Stored items from a collection:
%%
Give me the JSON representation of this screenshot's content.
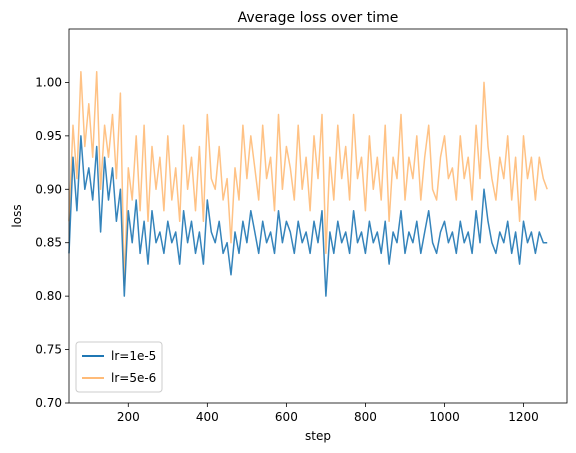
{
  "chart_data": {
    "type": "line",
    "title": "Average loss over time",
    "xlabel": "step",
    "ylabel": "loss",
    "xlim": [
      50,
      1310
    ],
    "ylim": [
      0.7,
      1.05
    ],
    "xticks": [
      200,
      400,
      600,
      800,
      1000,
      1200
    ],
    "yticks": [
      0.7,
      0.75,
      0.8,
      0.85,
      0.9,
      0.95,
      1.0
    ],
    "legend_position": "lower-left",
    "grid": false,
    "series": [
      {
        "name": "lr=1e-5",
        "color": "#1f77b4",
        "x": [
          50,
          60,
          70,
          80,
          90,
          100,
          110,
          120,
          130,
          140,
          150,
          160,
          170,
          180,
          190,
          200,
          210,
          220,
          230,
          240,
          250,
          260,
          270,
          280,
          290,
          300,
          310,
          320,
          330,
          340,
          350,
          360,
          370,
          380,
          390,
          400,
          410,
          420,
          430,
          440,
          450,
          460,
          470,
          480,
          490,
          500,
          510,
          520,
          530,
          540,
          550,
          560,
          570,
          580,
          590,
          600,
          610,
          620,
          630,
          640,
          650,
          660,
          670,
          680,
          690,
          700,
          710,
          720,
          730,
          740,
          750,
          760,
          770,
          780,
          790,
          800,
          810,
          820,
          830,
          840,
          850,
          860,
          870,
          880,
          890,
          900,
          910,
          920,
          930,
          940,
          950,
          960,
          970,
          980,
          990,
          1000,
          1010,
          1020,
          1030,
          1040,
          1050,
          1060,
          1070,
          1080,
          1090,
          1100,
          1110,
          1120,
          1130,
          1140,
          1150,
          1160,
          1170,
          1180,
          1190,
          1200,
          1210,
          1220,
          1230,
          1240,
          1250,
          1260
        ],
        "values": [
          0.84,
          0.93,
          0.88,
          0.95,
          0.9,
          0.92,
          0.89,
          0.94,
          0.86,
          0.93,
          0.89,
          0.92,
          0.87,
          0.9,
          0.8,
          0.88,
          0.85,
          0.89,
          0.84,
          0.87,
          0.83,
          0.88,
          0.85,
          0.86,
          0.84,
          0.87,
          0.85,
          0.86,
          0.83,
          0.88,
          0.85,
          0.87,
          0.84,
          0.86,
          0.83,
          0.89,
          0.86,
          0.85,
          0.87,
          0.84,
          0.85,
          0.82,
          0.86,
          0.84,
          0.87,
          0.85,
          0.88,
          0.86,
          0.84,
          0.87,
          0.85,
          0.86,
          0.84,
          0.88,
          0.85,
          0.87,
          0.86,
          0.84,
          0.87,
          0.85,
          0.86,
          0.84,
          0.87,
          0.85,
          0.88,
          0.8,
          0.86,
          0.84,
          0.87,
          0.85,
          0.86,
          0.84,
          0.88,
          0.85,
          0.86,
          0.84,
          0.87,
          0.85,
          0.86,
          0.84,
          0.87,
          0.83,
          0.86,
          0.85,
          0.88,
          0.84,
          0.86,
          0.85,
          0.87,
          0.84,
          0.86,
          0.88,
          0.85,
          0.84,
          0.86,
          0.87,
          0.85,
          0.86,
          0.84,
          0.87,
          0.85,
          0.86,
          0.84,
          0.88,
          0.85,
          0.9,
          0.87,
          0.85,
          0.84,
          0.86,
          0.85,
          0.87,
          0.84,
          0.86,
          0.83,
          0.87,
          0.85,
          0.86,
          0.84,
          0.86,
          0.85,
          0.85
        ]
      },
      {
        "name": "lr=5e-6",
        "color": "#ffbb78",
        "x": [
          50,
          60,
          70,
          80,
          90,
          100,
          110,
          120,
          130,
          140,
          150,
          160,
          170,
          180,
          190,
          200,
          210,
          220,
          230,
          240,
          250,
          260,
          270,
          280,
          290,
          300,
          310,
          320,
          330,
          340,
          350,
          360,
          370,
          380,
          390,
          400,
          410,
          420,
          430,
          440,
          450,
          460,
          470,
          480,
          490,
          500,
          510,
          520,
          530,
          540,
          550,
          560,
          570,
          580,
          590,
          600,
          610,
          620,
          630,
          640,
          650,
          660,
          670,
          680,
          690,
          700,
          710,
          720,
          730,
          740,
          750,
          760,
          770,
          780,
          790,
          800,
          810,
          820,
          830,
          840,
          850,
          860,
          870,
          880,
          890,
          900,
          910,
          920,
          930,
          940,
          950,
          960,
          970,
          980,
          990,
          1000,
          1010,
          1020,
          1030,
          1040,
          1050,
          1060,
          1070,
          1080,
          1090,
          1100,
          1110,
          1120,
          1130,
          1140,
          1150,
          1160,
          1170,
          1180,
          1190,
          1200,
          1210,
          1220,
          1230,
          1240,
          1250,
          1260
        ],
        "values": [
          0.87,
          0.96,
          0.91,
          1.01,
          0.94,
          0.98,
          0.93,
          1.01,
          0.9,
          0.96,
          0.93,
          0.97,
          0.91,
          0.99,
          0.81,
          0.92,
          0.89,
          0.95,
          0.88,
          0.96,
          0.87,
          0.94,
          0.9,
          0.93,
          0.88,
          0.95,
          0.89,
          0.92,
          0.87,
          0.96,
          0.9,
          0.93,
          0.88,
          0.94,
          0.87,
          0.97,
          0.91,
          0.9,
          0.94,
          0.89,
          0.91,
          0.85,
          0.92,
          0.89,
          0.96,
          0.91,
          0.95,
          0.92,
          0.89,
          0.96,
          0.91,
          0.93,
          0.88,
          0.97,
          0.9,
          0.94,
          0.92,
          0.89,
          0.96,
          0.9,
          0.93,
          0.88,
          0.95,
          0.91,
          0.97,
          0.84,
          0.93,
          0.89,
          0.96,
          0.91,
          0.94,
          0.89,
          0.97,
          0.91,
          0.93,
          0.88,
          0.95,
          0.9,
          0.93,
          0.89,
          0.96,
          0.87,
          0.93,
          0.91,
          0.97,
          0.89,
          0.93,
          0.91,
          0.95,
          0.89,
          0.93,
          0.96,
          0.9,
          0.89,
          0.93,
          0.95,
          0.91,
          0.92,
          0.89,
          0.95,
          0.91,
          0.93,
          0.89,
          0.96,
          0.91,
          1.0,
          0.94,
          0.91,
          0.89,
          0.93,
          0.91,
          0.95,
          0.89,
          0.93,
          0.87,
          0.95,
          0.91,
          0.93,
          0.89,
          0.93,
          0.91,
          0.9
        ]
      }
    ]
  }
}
%%
■ BRIEF
The records above are to be reproduced exactly; the pictures are to be left out.

■ THE RESPONSE
Give me the JSON representation of this screenshot's content.
{
  "chart_data": {
    "type": "line",
    "title": "Average loss over time",
    "xlabel": "step",
    "ylabel": "loss",
    "xlim": [
      50,
      1310
    ],
    "ylim": [
      0.7,
      1.05
    ],
    "xticks": [
      200,
      400,
      600,
      800,
      1000,
      1200
    ],
    "yticks": [
      0.7,
      0.75,
      0.8,
      0.85,
      0.9,
      0.95,
      1.0
    ],
    "legend_position": "lower-left",
    "grid": false,
    "series": [
      {
        "name": "lr=1e-5",
        "color": "#1f77b4",
        "x": [
          50,
          60,
          70,
          80,
          90,
          100,
          110,
          120,
          130,
          140,
          150,
          160,
          170,
          180,
          190,
          200,
          210,
          220,
          230,
          240,
          250,
          260,
          270,
          280,
          290,
          300,
          310,
          320,
          330,
          340,
          350,
          360,
          370,
          380,
          390,
          400,
          410,
          420,
          430,
          440,
          450,
          460,
          470,
          480,
          490,
          500,
          510,
          520,
          530,
          540,
          550,
          560,
          570,
          580,
          590,
          600,
          610,
          620,
          630,
          640,
          650,
          660,
          670,
          680,
          690,
          700,
          710,
          720,
          730,
          740,
          750,
          760,
          770,
          780,
          790,
          800,
          810,
          820,
          830,
          840,
          850,
          860,
          870,
          880,
          890,
          900,
          910,
          920,
          930,
          940,
          950,
          960,
          970,
          980,
          990,
          1000,
          1010,
          1020,
          1030,
          1040,
          1050,
          1060,
          1070,
          1080,
          1090,
          1100,
          1110,
          1120,
          1130,
          1140,
          1150,
          1160,
          1170,
          1180,
          1190,
          1200,
          1210,
          1220,
          1230,
          1240,
          1250,
          1260
        ],
        "values": [
          0.84,
          0.93,
          0.88,
          0.95,
          0.9,
          0.92,
          0.89,
          0.94,
          0.86,
          0.93,
          0.89,
          0.92,
          0.87,
          0.9,
          0.8,
          0.88,
          0.85,
          0.89,
          0.84,
          0.87,
          0.83,
          0.88,
          0.85,
          0.86,
          0.84,
          0.87,
          0.85,
          0.86,
          0.83,
          0.88,
          0.85,
          0.87,
          0.84,
          0.86,
          0.83,
          0.89,
          0.86,
          0.85,
          0.87,
          0.84,
          0.85,
          0.82,
          0.86,
          0.84,
          0.87,
          0.85,
          0.88,
          0.86,
          0.84,
          0.87,
          0.85,
          0.86,
          0.84,
          0.88,
          0.85,
          0.87,
          0.86,
          0.84,
          0.87,
          0.85,
          0.86,
          0.84,
          0.87,
          0.85,
          0.88,
          0.8,
          0.86,
          0.84,
          0.87,
          0.85,
          0.86,
          0.84,
          0.88,
          0.85,
          0.86,
          0.84,
          0.87,
          0.85,
          0.86,
          0.84,
          0.87,
          0.83,
          0.86,
          0.85,
          0.88,
          0.84,
          0.86,
          0.85,
          0.87,
          0.84,
          0.86,
          0.88,
          0.85,
          0.84,
          0.86,
          0.87,
          0.85,
          0.86,
          0.84,
          0.87,
          0.85,
          0.86,
          0.84,
          0.88,
          0.85,
          0.9,
          0.87,
          0.85,
          0.84,
          0.86,
          0.85,
          0.87,
          0.84,
          0.86,
          0.83,
          0.87,
          0.85,
          0.86,
          0.84,
          0.86,
          0.85,
          0.85
        ]
      },
      {
        "name": "lr=5e-6",
        "color": "#ffbb78",
        "x": [
          50,
          60,
          70,
          80,
          90,
          100,
          110,
          120,
          130,
          140,
          150,
          160,
          170,
          180,
          190,
          200,
          210,
          220,
          230,
          240,
          250,
          260,
          270,
          280,
          290,
          300,
          310,
          320,
          330,
          340,
          350,
          360,
          370,
          380,
          390,
          400,
          410,
          420,
          430,
          440,
          450,
          460,
          470,
          480,
          490,
          500,
          510,
          520,
          530,
          540,
          550,
          560,
          570,
          580,
          590,
          600,
          610,
          620,
          630,
          640,
          650,
          660,
          670,
          680,
          690,
          700,
          710,
          720,
          730,
          740,
          750,
          760,
          770,
          780,
          790,
          800,
          810,
          820,
          830,
          840,
          850,
          860,
          870,
          880,
          890,
          900,
          910,
          920,
          930,
          940,
          950,
          960,
          970,
          980,
          990,
          1000,
          1010,
          1020,
          1030,
          1040,
          1050,
          1060,
          1070,
          1080,
          1090,
          1100,
          1110,
          1120,
          1130,
          1140,
          1150,
          1160,
          1170,
          1180,
          1190,
          1200,
          1210,
          1220,
          1230,
          1240,
          1250,
          1260
        ],
        "values": [
          0.87,
          0.96,
          0.91,
          1.01,
          0.94,
          0.98,
          0.93,
          1.01,
          0.9,
          0.96,
          0.93,
          0.97,
          0.91,
          0.99,
          0.81,
          0.92,
          0.89,
          0.95,
          0.88,
          0.96,
          0.87,
          0.94,
          0.9,
          0.93,
          0.88,
          0.95,
          0.89,
          0.92,
          0.87,
          0.96,
          0.9,
          0.93,
          0.88,
          0.94,
          0.87,
          0.97,
          0.91,
          0.9,
          0.94,
          0.89,
          0.91,
          0.85,
          0.92,
          0.89,
          0.96,
          0.91,
          0.95,
          0.92,
          0.89,
          0.96,
          0.91,
          0.93,
          0.88,
          0.97,
          0.9,
          0.94,
          0.92,
          0.89,
          0.96,
          0.9,
          0.93,
          0.88,
          0.95,
          0.91,
          0.97,
          0.84,
          0.93,
          0.89,
          0.96,
          0.91,
          0.94,
          0.89,
          0.97,
          0.91,
          0.93,
          0.88,
          0.95,
          0.9,
          0.93,
          0.89,
          0.96,
          0.87,
          0.93,
          0.91,
          0.97,
          0.89,
          0.93,
          0.91,
          0.95,
          0.89,
          0.93,
          0.96,
          0.9,
          0.89,
          0.93,
          0.95,
          0.91,
          0.92,
          0.89,
          0.95,
          0.91,
          0.93,
          0.89,
          0.96,
          0.91,
          1.0,
          0.94,
          0.91,
          0.89,
          0.93,
          0.91,
          0.95,
          0.89,
          0.93,
          0.87,
          0.95,
          0.91,
          0.93,
          0.89,
          0.93,
          0.91,
          0.9
        ]
      }
    ]
  }
}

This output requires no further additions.